GOAL ▸
Provide nothing beyond the count of lines that include the string "Contoh".

-- -- --

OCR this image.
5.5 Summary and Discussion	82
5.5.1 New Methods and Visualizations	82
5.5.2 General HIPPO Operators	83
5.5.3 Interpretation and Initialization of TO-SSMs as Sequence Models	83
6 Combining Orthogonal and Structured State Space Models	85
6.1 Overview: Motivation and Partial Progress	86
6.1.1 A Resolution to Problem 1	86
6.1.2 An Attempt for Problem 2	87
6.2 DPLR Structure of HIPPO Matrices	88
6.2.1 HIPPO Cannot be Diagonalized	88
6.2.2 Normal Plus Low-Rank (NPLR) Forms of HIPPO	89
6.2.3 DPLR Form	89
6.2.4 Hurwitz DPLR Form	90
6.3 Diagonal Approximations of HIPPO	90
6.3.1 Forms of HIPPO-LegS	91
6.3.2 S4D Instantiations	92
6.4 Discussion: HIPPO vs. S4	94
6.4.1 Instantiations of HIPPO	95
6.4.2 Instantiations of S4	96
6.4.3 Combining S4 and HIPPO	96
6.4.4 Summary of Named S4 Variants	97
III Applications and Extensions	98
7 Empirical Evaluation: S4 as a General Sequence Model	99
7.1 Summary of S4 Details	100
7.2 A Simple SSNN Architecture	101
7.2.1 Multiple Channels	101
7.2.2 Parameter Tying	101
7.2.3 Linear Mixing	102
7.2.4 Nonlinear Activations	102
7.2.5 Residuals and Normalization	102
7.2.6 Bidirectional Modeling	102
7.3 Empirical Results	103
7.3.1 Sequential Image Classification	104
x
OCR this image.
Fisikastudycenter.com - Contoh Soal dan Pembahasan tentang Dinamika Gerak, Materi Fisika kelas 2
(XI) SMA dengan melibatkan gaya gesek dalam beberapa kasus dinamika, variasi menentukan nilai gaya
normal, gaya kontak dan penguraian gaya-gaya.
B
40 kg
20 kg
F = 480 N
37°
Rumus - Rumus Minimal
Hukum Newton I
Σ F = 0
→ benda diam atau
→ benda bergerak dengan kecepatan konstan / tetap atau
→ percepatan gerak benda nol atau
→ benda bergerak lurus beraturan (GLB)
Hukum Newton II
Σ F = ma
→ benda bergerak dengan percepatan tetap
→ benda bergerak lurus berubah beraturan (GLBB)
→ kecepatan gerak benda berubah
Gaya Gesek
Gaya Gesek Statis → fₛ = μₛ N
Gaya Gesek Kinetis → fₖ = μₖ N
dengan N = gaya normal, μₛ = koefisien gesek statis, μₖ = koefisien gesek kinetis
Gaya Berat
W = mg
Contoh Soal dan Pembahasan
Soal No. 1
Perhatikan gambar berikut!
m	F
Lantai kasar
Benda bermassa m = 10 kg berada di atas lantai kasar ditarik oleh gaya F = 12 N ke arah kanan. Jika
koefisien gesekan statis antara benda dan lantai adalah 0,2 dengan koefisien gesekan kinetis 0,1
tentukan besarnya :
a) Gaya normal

-- -- --

EXERCISE SOLUTION ▸
2